Identify all lines below that hold "fairy" and collect them.
* begin Material to process *
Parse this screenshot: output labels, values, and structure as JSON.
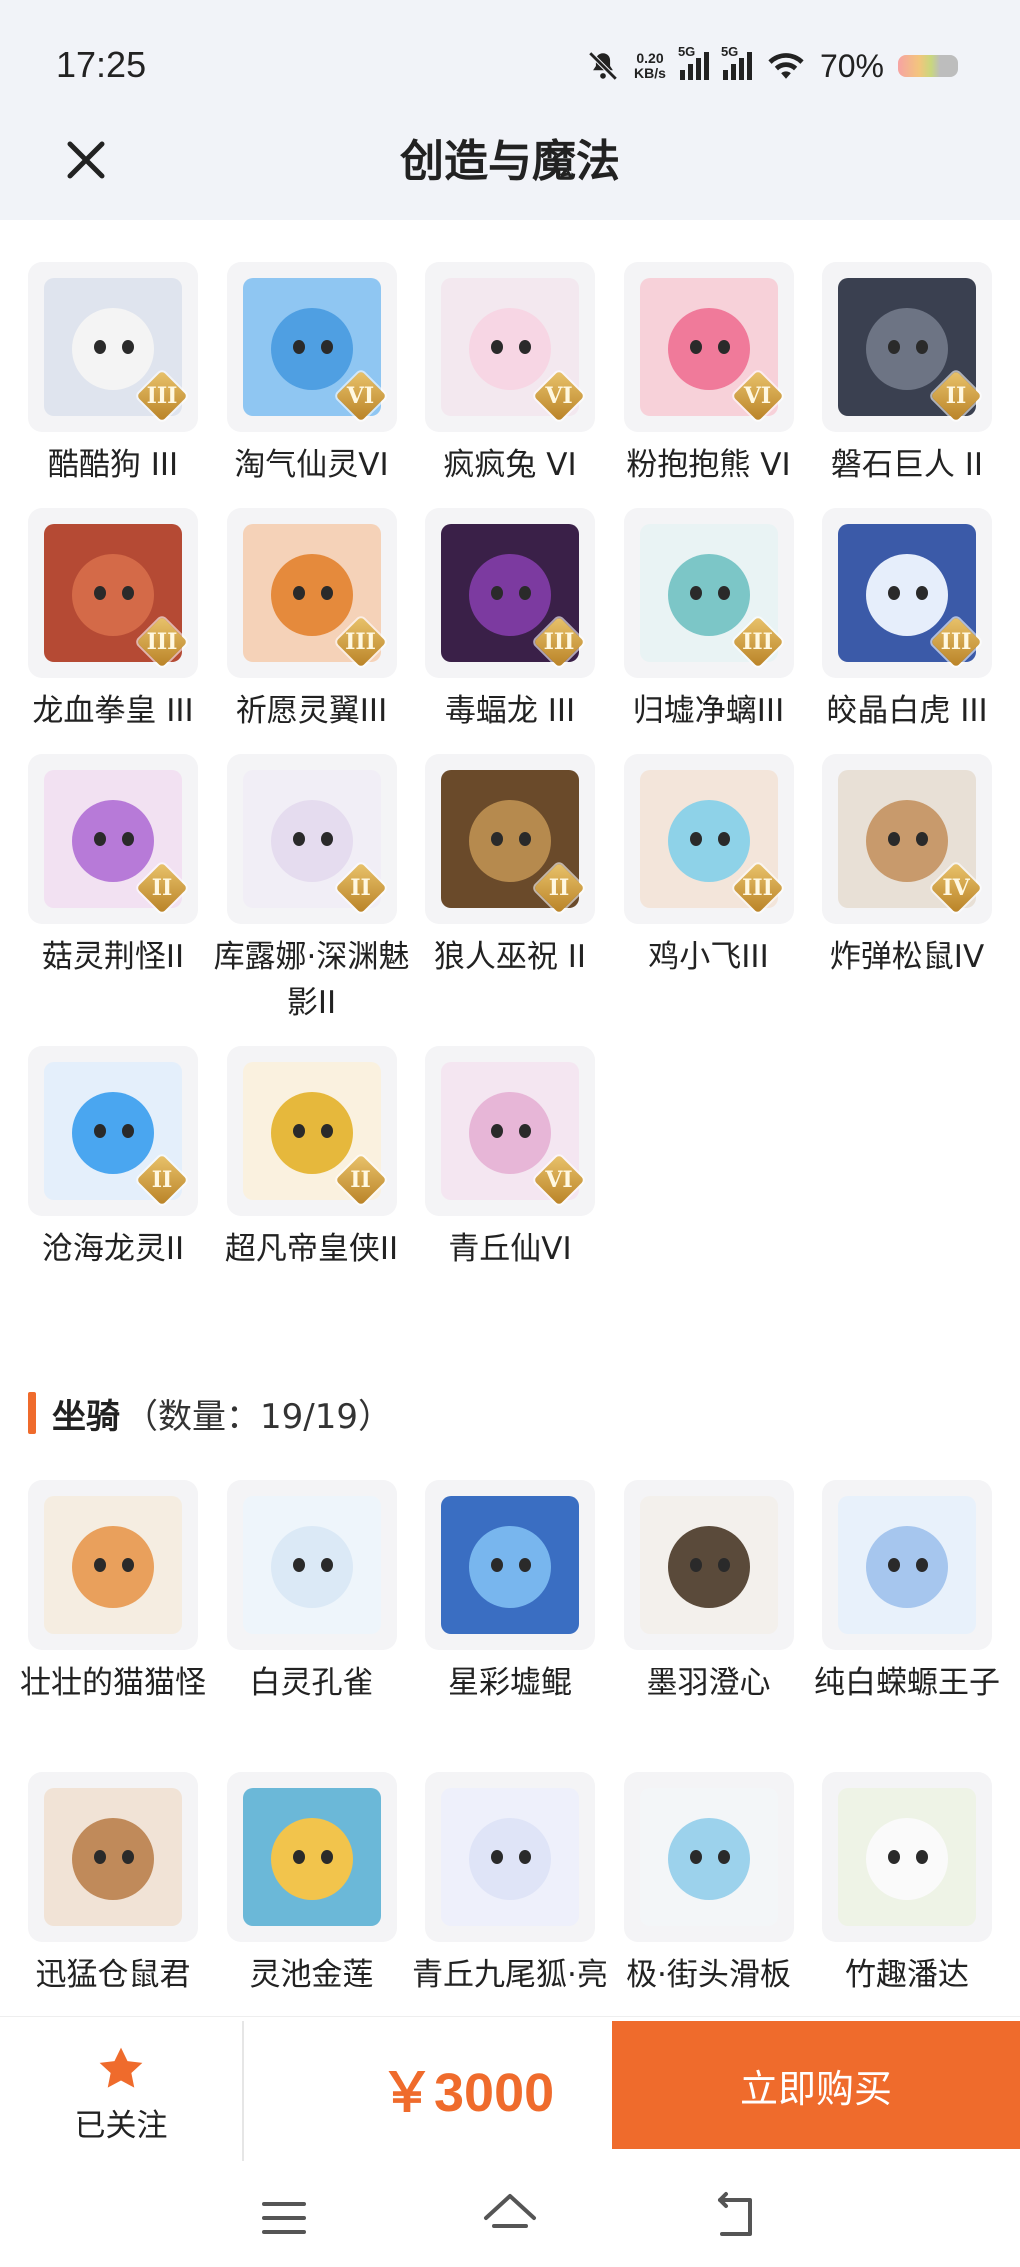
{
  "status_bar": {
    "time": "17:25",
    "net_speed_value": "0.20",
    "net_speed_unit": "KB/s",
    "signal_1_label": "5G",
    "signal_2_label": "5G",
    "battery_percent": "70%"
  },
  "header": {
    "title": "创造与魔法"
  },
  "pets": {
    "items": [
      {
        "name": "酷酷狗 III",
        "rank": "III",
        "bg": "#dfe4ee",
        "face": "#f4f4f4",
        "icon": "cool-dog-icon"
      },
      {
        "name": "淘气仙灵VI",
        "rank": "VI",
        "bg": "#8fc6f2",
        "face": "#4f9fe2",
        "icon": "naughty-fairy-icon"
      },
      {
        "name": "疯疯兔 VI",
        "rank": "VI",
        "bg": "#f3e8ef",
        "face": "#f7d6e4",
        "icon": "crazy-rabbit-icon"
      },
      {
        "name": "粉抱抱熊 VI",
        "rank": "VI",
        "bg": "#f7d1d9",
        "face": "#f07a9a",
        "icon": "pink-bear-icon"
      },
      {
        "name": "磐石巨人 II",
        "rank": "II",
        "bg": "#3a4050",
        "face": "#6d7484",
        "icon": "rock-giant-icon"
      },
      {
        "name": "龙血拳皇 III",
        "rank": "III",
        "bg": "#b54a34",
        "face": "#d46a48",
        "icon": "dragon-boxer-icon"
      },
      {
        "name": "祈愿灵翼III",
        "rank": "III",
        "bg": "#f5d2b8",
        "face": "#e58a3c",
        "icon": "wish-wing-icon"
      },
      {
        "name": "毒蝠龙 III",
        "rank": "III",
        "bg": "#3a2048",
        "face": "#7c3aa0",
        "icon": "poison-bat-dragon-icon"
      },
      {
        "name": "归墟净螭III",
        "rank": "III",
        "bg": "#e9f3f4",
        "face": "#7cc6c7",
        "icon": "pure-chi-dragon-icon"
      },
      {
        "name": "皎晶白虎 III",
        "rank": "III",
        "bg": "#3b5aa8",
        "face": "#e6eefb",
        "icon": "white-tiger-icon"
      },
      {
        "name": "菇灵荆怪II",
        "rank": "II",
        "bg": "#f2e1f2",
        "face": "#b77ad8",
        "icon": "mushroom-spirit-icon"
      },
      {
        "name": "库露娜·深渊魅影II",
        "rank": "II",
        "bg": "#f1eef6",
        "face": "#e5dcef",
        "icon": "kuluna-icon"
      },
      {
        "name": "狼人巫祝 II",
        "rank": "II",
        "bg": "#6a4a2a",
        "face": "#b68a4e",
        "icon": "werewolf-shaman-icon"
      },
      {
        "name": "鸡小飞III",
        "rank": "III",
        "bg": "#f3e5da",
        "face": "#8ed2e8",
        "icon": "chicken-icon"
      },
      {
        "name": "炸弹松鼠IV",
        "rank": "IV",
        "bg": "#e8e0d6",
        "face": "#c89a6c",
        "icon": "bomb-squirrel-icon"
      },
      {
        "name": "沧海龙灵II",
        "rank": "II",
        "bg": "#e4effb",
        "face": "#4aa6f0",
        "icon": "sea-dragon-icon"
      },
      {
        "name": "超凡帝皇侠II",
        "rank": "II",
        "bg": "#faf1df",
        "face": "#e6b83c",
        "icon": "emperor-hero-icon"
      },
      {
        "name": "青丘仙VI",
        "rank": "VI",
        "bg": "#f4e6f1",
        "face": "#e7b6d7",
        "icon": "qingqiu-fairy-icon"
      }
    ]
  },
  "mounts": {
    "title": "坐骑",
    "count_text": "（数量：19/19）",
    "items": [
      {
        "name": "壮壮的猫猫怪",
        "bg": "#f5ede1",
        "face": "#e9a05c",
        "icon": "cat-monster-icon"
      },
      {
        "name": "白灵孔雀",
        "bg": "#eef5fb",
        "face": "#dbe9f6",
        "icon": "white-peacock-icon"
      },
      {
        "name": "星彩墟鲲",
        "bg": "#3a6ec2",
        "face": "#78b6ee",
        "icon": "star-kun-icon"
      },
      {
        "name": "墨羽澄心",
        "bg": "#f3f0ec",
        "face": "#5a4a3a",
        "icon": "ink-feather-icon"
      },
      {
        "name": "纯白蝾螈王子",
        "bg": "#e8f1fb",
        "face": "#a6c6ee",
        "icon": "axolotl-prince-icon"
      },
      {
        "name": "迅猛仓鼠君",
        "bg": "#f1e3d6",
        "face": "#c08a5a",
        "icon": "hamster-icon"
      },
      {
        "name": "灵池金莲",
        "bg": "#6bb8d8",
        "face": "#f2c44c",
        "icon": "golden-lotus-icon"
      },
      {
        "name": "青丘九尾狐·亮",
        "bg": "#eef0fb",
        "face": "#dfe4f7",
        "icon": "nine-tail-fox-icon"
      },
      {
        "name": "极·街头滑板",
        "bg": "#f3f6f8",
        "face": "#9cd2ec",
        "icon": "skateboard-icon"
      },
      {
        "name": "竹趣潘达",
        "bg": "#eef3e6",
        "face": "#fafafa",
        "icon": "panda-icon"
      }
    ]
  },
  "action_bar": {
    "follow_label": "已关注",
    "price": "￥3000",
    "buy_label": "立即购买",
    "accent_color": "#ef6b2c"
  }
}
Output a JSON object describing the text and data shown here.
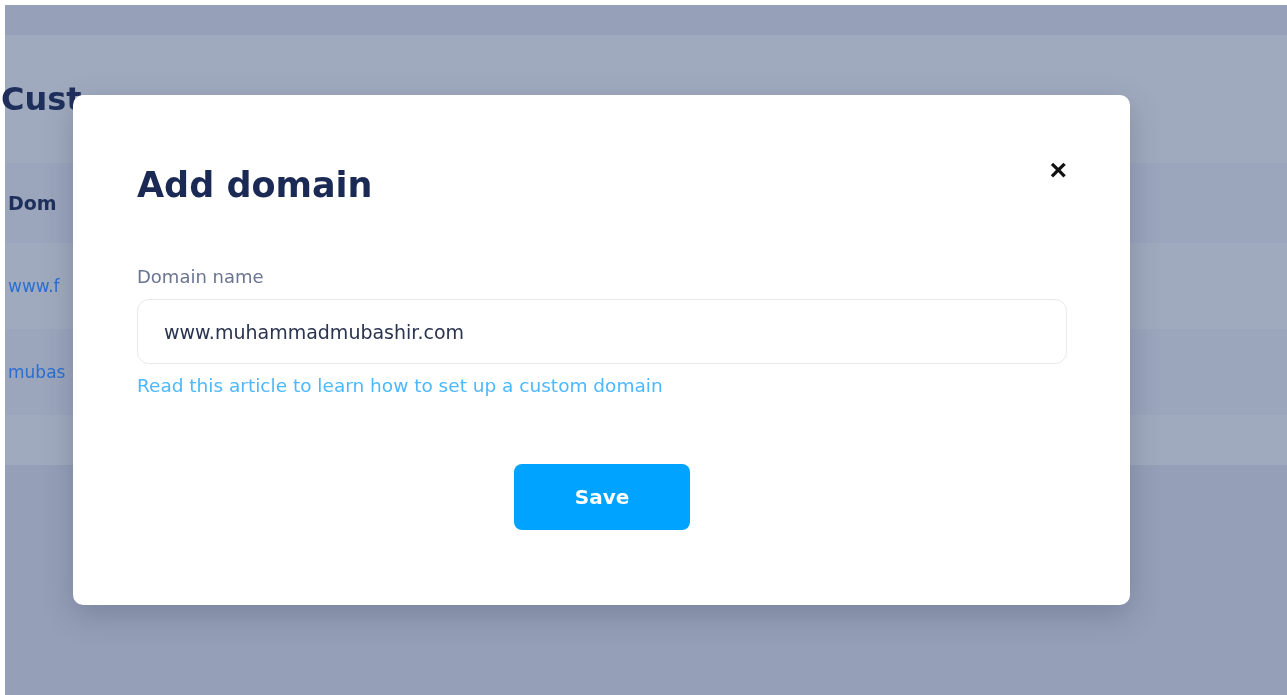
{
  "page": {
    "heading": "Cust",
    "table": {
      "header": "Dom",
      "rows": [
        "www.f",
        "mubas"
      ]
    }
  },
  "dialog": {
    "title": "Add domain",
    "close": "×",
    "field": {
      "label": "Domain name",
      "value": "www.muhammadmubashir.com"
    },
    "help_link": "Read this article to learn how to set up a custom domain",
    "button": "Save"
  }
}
* end Material to process *
(Exercise response):
        "icon": "naughty-fairy-icon"
        "icon": "qingqiu-fairy-icon"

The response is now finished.